### Provided material
------

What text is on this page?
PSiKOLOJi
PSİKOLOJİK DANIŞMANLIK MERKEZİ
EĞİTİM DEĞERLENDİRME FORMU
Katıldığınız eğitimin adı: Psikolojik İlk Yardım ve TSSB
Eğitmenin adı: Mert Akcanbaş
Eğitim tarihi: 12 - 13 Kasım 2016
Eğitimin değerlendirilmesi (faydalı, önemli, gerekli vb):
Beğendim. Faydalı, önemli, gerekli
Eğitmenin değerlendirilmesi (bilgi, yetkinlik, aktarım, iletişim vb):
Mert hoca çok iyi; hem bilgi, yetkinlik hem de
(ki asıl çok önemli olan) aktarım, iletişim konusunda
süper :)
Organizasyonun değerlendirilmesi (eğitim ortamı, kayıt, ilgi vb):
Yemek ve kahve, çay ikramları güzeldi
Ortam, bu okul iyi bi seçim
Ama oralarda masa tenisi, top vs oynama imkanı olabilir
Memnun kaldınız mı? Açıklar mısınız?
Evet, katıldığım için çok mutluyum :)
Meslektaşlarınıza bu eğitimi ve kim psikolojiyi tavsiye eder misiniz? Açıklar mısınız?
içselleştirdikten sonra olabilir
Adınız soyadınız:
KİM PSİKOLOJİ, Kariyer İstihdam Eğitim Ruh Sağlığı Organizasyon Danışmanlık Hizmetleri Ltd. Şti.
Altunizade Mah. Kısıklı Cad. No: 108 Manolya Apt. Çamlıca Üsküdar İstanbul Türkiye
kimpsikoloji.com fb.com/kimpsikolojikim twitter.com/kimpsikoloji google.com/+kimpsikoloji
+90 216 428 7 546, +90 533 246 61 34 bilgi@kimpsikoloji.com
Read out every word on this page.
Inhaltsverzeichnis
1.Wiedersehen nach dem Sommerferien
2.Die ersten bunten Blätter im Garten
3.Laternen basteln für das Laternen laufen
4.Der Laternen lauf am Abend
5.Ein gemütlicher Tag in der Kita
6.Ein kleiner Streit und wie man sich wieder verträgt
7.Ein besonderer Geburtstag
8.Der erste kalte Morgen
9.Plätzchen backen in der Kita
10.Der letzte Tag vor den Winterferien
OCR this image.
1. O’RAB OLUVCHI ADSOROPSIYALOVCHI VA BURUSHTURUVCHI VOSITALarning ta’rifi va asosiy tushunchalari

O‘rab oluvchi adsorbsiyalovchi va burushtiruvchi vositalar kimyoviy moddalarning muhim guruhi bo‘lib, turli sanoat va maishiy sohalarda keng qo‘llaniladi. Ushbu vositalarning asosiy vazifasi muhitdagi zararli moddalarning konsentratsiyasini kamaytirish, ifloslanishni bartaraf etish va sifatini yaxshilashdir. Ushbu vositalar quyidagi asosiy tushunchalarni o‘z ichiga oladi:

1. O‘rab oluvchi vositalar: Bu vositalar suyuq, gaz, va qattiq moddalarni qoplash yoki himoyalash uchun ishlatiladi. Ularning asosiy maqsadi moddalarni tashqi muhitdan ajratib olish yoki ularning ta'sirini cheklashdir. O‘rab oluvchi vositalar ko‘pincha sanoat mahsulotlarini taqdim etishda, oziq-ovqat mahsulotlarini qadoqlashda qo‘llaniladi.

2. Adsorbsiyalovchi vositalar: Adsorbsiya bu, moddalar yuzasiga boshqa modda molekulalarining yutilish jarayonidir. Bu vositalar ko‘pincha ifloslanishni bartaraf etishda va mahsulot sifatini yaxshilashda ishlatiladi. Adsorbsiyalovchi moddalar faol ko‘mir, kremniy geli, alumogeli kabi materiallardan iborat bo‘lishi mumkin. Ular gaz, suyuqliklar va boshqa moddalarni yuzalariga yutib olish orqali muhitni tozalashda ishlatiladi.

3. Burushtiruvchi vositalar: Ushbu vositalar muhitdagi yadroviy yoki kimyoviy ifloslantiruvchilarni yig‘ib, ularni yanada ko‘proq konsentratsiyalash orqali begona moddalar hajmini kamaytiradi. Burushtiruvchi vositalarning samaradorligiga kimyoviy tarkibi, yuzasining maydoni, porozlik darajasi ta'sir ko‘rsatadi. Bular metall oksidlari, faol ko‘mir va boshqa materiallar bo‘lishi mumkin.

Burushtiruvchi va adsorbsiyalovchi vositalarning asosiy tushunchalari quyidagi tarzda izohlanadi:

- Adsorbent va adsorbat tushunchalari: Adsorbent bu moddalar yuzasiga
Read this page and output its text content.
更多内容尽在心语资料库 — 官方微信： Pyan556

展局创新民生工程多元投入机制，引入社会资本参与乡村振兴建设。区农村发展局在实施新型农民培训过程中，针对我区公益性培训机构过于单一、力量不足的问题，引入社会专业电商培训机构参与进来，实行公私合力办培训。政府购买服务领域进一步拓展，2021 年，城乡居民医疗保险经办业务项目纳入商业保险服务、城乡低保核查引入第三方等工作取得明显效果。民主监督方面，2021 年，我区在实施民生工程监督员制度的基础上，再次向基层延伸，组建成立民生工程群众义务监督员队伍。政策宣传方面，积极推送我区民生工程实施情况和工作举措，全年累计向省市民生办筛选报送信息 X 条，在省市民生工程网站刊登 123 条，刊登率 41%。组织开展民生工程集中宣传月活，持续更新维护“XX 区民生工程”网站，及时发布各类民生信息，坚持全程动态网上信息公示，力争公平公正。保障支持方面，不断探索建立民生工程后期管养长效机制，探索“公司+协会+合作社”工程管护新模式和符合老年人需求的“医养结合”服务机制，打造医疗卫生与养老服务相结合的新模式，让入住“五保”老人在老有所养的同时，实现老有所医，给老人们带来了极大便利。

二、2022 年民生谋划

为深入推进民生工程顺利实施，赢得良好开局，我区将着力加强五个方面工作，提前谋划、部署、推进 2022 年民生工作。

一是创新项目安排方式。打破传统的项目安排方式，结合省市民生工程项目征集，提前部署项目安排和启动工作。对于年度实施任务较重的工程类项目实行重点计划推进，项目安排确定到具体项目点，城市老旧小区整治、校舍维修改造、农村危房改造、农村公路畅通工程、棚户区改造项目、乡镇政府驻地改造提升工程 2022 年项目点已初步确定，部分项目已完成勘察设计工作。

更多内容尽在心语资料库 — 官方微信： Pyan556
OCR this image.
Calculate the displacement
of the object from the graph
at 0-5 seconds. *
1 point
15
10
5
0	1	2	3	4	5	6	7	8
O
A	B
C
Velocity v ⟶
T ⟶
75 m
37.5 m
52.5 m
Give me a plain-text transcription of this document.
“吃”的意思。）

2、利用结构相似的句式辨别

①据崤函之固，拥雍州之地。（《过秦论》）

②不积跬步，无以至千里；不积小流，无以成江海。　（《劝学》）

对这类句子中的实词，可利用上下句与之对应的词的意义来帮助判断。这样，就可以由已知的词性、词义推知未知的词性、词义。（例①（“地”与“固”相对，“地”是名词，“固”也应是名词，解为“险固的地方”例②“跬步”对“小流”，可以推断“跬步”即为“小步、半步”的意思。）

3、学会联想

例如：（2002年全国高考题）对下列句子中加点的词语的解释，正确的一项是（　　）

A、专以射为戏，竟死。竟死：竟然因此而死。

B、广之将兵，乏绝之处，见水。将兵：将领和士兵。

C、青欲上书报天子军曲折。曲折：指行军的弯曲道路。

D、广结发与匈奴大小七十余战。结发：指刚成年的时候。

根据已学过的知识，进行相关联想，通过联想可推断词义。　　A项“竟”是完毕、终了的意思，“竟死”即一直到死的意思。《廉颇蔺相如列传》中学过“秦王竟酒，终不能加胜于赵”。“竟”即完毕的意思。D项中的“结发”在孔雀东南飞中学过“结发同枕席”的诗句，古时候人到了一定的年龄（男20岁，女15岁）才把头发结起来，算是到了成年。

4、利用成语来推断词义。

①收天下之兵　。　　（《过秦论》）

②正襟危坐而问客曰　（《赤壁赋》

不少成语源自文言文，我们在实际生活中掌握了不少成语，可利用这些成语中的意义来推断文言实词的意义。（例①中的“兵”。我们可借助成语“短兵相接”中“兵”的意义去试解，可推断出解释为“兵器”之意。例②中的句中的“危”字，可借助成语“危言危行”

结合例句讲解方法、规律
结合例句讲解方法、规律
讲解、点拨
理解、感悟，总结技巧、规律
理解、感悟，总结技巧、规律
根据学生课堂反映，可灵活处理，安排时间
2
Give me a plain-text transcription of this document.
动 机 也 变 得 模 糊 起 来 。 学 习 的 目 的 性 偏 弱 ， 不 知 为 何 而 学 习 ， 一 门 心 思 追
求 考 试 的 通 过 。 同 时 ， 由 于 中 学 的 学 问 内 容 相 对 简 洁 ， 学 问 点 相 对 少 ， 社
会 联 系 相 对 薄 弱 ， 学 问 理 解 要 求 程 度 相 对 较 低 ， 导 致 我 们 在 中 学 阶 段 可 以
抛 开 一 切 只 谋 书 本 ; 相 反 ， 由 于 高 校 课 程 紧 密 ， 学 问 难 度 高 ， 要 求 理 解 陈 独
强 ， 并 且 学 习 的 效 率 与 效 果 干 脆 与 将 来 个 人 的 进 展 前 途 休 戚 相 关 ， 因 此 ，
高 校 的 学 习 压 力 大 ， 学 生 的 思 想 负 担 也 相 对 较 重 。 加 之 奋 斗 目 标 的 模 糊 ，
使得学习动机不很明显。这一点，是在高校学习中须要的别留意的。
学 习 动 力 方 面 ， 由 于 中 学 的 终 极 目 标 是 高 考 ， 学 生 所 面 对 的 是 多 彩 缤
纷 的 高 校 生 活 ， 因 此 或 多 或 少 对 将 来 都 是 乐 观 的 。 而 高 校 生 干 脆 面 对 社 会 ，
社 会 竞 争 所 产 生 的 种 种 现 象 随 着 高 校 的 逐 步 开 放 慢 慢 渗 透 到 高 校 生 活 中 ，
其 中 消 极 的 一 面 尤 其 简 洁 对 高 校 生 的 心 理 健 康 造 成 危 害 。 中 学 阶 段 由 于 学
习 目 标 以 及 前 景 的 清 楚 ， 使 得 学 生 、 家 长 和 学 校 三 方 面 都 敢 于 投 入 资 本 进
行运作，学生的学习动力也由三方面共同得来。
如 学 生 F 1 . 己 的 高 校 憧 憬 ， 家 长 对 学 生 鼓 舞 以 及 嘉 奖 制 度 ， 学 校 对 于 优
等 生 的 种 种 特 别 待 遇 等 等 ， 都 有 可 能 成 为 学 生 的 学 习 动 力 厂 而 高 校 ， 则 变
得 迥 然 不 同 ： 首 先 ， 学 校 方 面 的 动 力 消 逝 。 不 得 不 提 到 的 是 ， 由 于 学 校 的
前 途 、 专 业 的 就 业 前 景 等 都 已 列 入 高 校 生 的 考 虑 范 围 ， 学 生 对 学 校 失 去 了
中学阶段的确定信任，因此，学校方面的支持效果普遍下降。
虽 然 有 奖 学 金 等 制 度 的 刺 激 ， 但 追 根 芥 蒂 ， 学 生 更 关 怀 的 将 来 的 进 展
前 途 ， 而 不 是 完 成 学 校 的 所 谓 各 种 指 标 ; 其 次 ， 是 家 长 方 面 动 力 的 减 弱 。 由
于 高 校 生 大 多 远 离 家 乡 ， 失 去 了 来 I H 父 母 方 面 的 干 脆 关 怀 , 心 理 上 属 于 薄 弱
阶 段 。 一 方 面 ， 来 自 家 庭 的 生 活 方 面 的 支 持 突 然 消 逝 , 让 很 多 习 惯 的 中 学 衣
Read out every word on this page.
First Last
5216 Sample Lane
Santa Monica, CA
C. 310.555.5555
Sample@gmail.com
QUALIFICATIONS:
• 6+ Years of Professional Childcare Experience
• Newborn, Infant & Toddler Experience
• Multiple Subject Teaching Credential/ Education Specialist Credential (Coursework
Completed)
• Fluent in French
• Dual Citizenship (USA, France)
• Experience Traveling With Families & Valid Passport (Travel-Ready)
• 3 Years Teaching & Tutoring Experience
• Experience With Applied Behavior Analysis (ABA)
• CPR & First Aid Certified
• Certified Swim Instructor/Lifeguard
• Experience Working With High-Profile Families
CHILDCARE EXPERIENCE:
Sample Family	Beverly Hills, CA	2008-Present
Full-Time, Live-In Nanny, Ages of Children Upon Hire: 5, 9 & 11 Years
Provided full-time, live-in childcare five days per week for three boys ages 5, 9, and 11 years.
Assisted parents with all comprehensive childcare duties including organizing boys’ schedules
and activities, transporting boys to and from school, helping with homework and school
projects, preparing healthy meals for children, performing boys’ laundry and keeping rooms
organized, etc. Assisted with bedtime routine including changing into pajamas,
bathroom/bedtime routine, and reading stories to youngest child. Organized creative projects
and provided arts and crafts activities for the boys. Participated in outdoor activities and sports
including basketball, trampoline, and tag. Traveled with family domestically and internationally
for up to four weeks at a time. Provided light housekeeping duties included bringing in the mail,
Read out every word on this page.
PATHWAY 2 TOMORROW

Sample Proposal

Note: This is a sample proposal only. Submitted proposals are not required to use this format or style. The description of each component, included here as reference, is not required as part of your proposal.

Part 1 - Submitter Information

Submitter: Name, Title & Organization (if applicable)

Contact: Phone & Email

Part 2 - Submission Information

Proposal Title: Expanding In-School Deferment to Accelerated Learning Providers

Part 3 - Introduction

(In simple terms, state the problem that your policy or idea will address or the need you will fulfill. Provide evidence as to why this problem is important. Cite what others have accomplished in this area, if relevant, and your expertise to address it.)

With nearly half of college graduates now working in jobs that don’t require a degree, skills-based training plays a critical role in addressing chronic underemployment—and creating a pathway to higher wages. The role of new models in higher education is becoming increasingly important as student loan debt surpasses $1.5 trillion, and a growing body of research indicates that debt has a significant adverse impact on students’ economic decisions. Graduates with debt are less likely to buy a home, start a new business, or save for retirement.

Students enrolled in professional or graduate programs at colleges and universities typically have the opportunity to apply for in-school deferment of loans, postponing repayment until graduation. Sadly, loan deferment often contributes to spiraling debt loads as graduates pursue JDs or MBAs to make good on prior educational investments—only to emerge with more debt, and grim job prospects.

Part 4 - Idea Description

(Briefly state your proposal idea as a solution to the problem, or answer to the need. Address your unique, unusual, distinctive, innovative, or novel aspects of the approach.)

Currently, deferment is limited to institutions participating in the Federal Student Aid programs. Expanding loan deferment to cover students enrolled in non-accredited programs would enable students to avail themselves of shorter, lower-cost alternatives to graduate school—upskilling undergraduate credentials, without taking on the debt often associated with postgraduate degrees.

------

Filter for "state". Return all lines that hold it.

### Answer to this task
(In simple terms, state the problem that your policy or idea will address or the need you will fulfill. Provide evidence as to why this problem is important. Cite what others have accomplished in this area, if relevant, and your expertise to address it.)
(Briefly state your proposal idea as a solution to the problem, or answer to the need. Address your unique, unusual, distinctive, innovative, or novel aspects of the approach.)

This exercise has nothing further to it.